◆ **Data for this task**
* begin *
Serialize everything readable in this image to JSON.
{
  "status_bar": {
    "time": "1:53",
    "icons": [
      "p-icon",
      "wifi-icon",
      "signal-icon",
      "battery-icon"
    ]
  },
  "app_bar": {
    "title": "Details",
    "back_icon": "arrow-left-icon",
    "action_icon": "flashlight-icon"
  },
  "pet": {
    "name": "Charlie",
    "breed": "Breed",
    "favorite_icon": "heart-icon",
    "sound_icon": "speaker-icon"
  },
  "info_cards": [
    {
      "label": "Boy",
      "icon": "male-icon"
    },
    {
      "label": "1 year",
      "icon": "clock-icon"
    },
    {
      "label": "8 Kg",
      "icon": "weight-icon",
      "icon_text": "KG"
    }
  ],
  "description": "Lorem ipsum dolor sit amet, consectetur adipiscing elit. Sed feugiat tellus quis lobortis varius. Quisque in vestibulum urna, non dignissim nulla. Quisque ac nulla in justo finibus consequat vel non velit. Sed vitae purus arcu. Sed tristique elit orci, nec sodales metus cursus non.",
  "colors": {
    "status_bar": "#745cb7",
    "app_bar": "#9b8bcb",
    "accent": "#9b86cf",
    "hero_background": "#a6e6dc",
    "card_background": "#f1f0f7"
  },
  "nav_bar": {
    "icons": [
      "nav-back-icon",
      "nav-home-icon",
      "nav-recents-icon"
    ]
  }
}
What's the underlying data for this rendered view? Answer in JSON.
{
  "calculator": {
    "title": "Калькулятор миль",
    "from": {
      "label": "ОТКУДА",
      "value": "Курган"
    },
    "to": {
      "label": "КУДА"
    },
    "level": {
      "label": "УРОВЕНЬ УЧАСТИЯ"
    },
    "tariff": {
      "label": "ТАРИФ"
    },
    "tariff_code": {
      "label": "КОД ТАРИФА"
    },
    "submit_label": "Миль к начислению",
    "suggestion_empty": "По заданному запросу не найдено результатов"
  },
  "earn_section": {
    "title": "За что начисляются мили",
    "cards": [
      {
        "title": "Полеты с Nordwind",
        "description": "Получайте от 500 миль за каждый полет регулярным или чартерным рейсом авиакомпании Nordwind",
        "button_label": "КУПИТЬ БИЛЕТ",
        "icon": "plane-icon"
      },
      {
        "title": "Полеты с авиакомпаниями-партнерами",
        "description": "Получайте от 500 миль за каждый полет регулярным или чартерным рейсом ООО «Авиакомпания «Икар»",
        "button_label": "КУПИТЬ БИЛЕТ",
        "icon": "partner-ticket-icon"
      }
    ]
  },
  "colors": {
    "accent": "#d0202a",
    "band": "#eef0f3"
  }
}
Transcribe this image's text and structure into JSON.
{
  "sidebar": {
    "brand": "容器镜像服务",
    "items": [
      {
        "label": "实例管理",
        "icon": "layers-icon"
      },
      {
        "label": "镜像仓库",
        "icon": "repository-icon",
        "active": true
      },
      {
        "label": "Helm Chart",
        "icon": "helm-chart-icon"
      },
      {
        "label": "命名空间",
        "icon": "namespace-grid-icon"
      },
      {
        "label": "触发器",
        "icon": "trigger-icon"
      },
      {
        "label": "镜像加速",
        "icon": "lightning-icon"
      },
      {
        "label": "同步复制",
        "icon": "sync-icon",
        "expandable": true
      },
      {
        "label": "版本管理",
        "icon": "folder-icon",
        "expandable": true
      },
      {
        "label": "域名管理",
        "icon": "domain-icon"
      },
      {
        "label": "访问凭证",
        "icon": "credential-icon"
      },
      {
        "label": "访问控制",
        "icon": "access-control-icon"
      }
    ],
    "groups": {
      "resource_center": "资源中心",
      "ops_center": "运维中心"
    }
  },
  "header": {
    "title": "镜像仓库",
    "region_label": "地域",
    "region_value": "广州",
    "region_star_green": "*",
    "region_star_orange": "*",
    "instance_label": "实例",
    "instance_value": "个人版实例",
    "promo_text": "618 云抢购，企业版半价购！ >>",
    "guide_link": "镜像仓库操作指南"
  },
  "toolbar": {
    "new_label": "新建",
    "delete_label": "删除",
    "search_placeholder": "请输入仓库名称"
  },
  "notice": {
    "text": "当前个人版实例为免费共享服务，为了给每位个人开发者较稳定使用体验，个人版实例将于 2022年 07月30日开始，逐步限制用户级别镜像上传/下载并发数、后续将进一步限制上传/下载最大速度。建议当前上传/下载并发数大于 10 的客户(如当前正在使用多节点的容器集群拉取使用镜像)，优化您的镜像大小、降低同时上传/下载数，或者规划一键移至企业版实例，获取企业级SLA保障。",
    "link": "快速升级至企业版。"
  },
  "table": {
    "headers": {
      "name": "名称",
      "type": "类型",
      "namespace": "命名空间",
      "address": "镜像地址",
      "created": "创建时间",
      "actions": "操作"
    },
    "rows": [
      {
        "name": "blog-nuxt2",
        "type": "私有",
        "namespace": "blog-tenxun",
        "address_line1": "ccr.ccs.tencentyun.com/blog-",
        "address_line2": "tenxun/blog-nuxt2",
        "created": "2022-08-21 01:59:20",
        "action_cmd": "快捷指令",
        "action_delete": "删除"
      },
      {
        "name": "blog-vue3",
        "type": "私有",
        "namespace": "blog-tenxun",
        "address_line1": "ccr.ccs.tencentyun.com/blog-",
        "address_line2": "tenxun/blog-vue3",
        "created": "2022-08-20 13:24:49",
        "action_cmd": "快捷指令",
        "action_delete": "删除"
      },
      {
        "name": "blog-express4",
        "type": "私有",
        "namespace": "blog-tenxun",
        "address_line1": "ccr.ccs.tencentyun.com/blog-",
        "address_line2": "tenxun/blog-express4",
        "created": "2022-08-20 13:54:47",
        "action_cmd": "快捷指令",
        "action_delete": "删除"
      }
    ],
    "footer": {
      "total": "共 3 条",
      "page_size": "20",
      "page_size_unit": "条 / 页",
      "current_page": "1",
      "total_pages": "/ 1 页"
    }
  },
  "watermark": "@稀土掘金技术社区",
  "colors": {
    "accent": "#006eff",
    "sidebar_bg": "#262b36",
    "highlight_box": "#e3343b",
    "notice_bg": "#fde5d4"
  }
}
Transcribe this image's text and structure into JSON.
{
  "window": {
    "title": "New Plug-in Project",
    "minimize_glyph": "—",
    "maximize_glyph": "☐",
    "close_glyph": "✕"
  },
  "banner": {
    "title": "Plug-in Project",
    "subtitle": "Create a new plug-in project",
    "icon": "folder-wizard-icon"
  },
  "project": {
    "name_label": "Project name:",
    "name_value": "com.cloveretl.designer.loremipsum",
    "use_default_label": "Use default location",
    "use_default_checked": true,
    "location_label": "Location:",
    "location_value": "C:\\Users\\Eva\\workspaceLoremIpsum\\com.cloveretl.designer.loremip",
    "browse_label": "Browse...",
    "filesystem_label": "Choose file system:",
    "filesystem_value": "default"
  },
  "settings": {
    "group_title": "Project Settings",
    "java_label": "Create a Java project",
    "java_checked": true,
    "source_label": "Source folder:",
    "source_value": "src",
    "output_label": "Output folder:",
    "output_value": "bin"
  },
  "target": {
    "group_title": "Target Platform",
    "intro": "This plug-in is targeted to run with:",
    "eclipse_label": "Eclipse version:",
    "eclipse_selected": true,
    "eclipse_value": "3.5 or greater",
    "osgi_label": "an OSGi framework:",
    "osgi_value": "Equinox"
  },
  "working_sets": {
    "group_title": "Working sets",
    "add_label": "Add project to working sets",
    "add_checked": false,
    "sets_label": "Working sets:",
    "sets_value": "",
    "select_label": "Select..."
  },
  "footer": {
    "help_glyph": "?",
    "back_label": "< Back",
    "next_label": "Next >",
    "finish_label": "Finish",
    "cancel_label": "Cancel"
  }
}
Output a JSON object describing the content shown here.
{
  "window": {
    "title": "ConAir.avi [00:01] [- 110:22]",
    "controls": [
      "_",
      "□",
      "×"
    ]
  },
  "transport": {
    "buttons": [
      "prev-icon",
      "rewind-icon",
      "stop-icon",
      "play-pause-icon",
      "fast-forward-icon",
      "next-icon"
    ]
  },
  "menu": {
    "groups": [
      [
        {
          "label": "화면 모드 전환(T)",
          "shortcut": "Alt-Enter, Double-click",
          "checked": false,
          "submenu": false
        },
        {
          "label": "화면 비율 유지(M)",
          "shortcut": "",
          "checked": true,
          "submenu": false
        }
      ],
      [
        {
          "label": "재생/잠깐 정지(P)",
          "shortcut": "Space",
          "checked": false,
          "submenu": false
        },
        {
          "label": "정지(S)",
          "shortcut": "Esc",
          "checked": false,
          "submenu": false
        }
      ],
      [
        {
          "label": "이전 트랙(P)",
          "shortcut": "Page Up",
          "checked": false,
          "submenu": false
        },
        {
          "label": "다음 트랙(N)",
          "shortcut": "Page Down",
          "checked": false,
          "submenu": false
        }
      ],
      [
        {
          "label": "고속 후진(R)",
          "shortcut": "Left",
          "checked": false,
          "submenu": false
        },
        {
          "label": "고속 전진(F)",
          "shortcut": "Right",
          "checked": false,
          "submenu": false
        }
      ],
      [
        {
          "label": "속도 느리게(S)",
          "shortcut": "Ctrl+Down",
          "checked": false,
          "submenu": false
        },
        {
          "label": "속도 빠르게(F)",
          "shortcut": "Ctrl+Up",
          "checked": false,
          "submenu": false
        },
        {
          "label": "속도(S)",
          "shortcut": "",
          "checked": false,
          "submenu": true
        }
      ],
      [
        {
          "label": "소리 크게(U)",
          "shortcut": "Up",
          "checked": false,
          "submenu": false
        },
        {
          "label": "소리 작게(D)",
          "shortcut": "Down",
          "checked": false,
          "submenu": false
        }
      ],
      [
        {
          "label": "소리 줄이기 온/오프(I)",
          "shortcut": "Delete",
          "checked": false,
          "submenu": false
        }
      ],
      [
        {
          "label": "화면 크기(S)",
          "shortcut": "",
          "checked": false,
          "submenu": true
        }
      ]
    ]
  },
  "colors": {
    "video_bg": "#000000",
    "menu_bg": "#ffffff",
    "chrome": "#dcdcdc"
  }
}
* end *
Look through the entries above for the word "true". Copy every line where it shows up.

        "active": true
        "expandable": true
        "expandable": true
    "use_default_checked": true,
    "java_checked": true,
    "eclipse_selected": true,
          "checked": true,
          "submenu": true
          "submenu": true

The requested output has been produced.